■ Work required: Go through the entries below and count the lines holding the word "decay". Reply with only the number, please.

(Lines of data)
-- START --

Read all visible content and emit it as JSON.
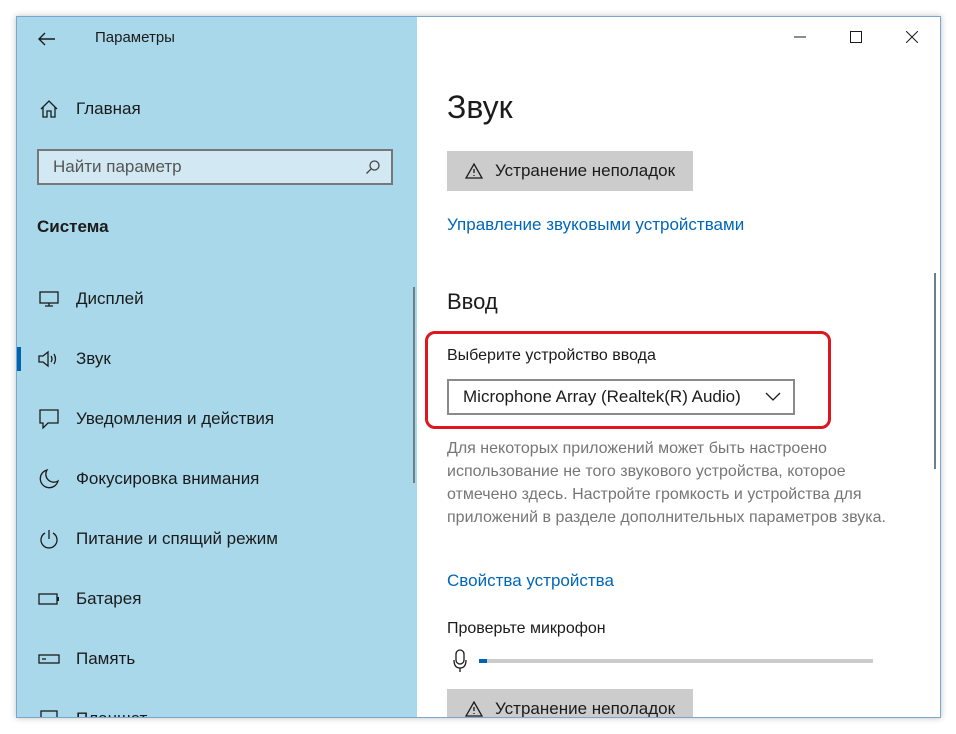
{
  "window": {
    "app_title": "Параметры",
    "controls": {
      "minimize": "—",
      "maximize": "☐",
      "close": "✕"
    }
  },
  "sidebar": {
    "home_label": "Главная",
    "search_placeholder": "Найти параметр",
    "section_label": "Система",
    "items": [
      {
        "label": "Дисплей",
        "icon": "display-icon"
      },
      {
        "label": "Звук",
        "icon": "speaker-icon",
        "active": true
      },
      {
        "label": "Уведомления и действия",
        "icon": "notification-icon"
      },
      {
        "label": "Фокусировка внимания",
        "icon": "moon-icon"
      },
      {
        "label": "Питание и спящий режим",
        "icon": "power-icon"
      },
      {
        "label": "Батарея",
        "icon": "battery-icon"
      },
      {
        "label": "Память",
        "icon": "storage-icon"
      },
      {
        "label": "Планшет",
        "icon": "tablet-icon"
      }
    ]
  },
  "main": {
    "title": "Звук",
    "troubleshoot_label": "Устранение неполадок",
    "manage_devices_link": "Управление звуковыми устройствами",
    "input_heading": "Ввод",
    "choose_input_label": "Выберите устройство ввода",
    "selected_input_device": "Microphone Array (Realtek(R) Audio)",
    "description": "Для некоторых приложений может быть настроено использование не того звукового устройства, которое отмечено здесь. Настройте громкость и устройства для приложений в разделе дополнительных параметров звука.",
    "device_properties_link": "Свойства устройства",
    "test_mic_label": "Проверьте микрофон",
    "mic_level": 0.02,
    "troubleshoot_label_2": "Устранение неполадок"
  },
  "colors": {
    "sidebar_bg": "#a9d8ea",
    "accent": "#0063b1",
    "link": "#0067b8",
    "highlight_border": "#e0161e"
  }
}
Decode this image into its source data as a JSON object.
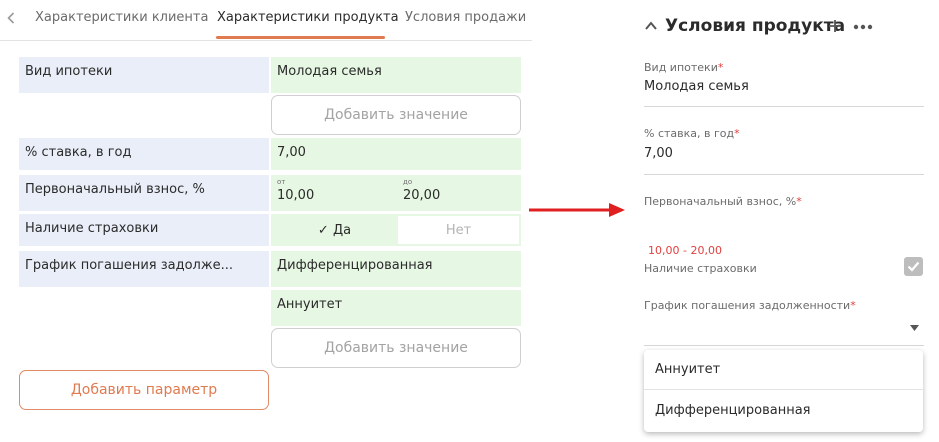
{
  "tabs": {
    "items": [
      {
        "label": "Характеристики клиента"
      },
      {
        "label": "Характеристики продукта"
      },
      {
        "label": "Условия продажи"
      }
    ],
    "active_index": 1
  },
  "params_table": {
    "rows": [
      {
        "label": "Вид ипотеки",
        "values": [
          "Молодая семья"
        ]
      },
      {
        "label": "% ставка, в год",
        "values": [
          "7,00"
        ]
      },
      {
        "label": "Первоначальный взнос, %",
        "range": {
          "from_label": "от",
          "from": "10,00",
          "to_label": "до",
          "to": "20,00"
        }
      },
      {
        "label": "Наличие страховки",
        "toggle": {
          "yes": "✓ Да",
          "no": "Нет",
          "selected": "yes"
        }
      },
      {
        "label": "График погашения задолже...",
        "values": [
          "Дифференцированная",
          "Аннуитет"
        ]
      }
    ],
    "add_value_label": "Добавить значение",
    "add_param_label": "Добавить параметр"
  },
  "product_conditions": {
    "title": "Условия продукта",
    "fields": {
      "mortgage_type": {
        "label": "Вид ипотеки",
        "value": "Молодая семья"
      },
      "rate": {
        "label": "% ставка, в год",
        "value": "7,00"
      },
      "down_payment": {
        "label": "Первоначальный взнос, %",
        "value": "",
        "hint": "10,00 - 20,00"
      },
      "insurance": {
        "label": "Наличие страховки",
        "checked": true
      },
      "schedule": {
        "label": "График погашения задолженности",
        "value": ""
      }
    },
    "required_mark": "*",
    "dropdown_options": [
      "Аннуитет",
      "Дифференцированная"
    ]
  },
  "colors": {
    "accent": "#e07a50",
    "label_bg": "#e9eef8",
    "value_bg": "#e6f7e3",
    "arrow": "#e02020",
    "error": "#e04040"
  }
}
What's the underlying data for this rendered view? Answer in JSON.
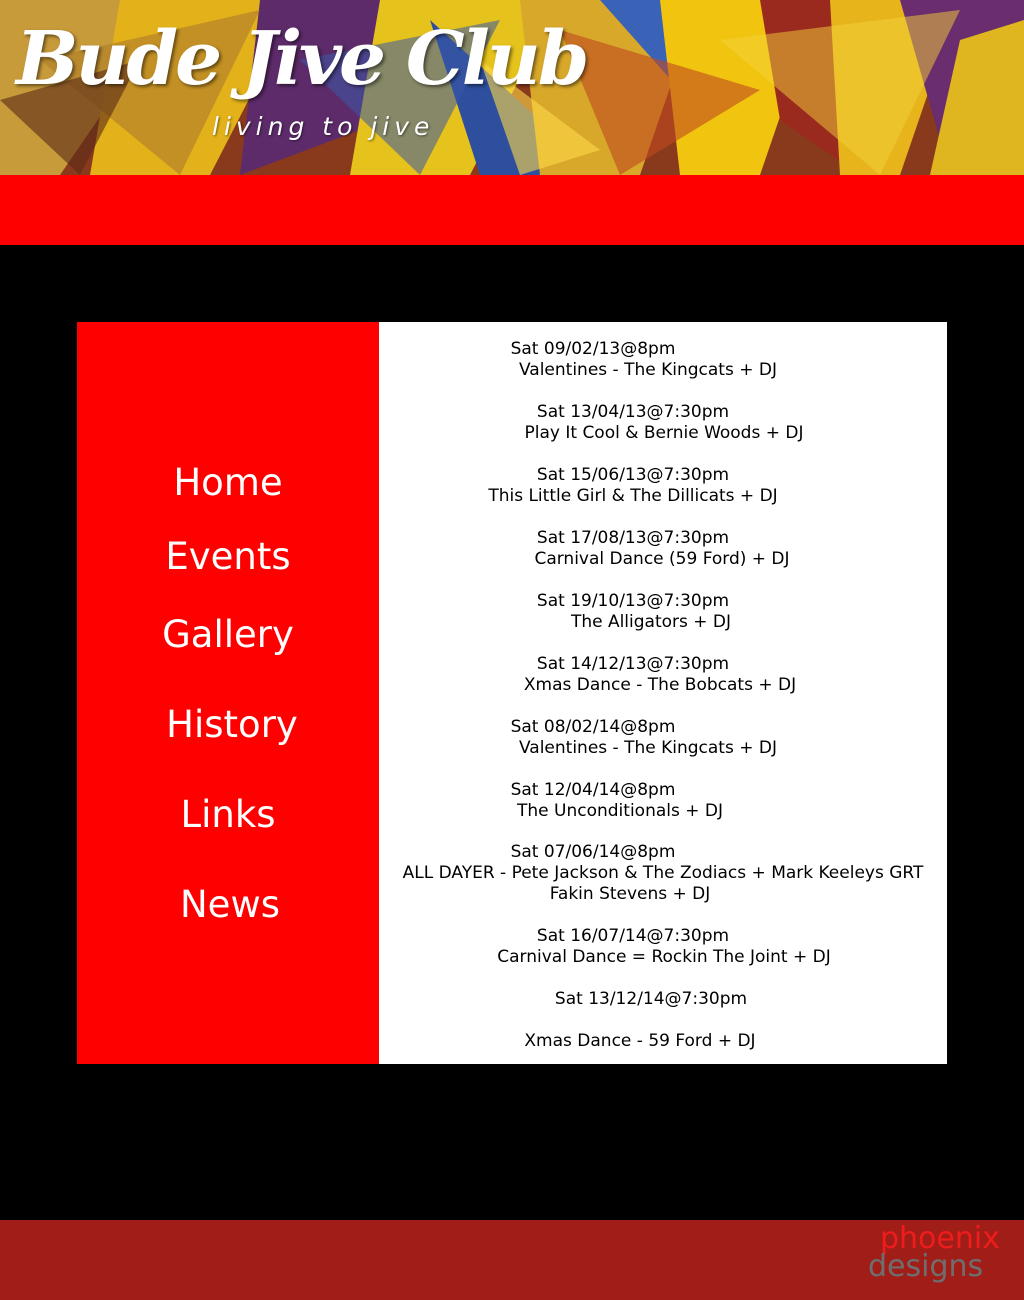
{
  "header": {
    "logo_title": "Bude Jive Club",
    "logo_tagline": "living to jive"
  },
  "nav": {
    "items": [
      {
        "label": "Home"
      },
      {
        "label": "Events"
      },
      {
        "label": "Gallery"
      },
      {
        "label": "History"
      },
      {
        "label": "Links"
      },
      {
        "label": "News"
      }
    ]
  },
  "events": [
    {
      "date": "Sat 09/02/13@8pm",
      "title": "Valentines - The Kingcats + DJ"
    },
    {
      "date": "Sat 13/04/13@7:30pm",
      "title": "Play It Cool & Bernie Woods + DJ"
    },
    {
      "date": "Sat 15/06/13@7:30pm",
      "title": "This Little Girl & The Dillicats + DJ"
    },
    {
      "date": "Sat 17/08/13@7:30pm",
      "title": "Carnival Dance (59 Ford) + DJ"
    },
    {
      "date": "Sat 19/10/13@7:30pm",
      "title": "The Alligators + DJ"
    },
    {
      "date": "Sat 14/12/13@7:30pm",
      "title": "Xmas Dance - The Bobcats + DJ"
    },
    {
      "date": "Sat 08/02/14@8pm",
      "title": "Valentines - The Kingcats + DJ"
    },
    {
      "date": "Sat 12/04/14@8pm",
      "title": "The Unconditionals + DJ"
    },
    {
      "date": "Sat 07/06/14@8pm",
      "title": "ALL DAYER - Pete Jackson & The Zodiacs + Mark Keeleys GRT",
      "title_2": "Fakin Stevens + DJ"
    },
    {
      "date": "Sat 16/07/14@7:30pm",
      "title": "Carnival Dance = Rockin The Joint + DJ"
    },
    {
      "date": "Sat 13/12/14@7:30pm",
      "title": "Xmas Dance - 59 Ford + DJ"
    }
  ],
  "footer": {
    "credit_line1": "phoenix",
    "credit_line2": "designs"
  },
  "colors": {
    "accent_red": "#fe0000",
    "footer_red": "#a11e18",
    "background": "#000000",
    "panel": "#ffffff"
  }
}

-- END --
-- START --

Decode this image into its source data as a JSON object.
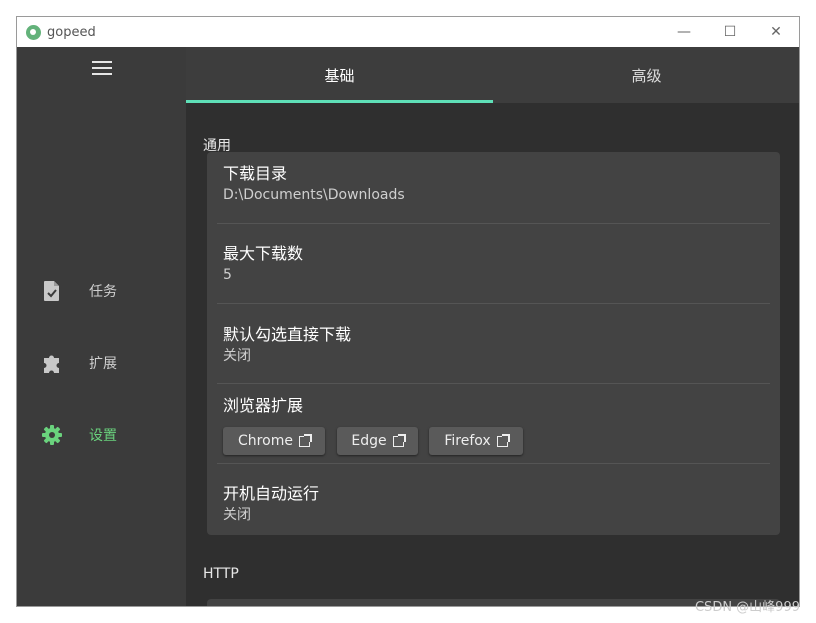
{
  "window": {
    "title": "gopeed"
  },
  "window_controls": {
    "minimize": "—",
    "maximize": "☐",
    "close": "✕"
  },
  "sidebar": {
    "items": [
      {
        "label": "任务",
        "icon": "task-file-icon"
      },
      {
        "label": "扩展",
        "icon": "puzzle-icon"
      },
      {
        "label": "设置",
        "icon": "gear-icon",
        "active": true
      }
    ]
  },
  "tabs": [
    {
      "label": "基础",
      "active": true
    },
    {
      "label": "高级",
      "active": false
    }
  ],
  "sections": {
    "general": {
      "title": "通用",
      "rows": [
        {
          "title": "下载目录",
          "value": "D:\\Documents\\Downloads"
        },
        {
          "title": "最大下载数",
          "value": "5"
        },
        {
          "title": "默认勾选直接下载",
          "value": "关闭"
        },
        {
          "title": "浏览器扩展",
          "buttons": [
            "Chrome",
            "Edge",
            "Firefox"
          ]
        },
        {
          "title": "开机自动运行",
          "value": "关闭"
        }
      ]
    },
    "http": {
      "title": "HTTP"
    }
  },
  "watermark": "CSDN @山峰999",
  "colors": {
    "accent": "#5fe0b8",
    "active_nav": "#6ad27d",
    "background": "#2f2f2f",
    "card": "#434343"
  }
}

-- END --
-- START --

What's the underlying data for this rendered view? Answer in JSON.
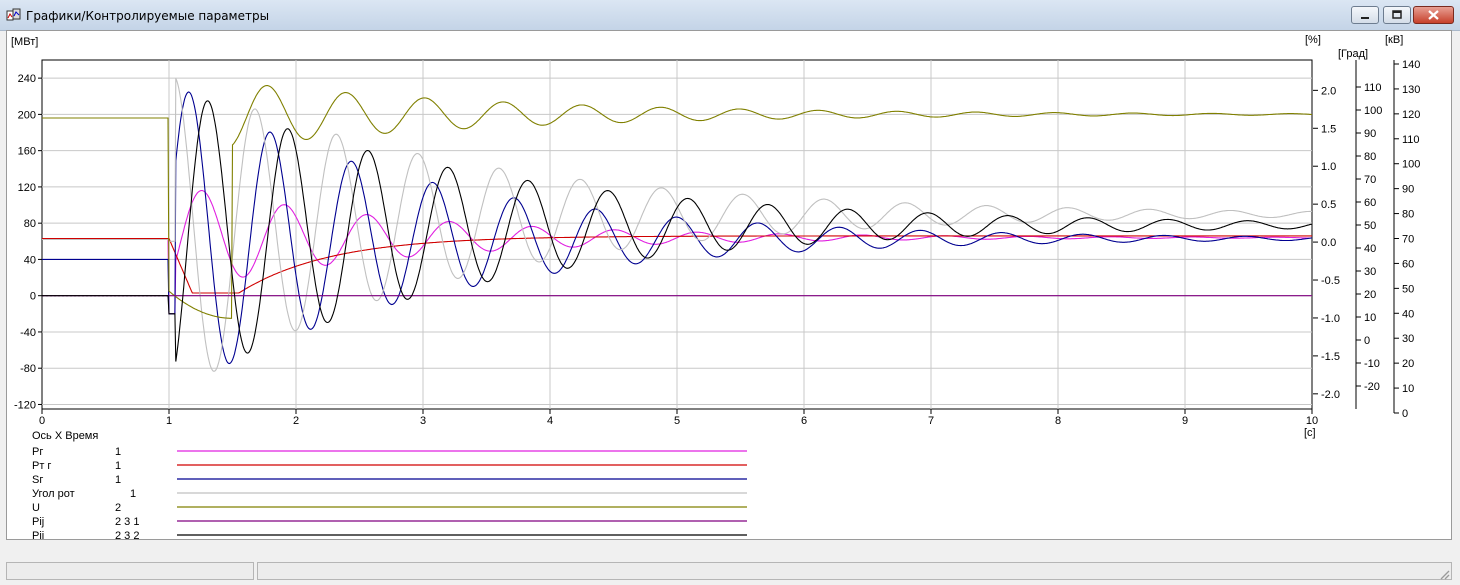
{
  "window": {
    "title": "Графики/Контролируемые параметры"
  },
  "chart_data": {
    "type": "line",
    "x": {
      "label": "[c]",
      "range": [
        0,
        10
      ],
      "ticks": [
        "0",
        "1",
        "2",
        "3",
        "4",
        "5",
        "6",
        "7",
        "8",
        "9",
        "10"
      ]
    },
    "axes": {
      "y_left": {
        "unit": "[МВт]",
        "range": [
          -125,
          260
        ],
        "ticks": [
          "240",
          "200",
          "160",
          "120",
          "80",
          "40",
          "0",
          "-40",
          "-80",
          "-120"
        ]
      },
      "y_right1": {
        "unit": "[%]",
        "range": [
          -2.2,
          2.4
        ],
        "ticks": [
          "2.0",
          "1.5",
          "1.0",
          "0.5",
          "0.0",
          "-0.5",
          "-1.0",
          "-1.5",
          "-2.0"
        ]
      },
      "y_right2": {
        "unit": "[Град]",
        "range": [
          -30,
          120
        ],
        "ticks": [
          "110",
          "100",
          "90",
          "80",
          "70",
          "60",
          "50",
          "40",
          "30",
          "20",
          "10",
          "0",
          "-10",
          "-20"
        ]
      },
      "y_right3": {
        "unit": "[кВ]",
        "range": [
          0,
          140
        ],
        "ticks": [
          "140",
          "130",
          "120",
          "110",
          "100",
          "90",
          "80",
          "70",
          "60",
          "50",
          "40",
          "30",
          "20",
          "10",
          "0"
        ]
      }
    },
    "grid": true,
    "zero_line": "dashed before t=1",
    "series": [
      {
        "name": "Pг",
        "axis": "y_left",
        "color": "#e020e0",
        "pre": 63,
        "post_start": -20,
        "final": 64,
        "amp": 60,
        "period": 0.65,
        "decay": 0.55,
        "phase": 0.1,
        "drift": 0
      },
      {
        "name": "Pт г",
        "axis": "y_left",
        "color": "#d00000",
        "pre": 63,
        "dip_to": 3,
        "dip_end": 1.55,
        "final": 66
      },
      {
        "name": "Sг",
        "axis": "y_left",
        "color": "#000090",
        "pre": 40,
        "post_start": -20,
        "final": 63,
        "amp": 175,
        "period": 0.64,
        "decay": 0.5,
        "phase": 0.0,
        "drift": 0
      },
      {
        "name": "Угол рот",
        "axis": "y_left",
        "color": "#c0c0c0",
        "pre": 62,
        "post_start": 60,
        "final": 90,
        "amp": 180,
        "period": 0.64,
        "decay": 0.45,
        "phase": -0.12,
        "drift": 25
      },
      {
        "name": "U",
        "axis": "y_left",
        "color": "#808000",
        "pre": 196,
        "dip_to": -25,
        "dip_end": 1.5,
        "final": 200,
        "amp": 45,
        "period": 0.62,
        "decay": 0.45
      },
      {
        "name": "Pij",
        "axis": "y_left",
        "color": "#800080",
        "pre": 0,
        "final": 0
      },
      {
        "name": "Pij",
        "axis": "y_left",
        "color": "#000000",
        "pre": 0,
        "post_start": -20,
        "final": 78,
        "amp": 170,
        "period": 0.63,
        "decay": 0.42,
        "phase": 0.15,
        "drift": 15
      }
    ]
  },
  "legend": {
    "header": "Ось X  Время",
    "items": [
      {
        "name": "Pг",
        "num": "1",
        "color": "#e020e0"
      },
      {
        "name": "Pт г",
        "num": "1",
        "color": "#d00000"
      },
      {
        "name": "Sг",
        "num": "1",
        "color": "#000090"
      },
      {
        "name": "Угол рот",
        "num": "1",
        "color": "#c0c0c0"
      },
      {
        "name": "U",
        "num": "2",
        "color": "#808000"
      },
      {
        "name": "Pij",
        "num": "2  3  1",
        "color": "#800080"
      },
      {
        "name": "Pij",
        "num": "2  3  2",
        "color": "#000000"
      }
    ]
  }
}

-- END --

■ Result of this task: 5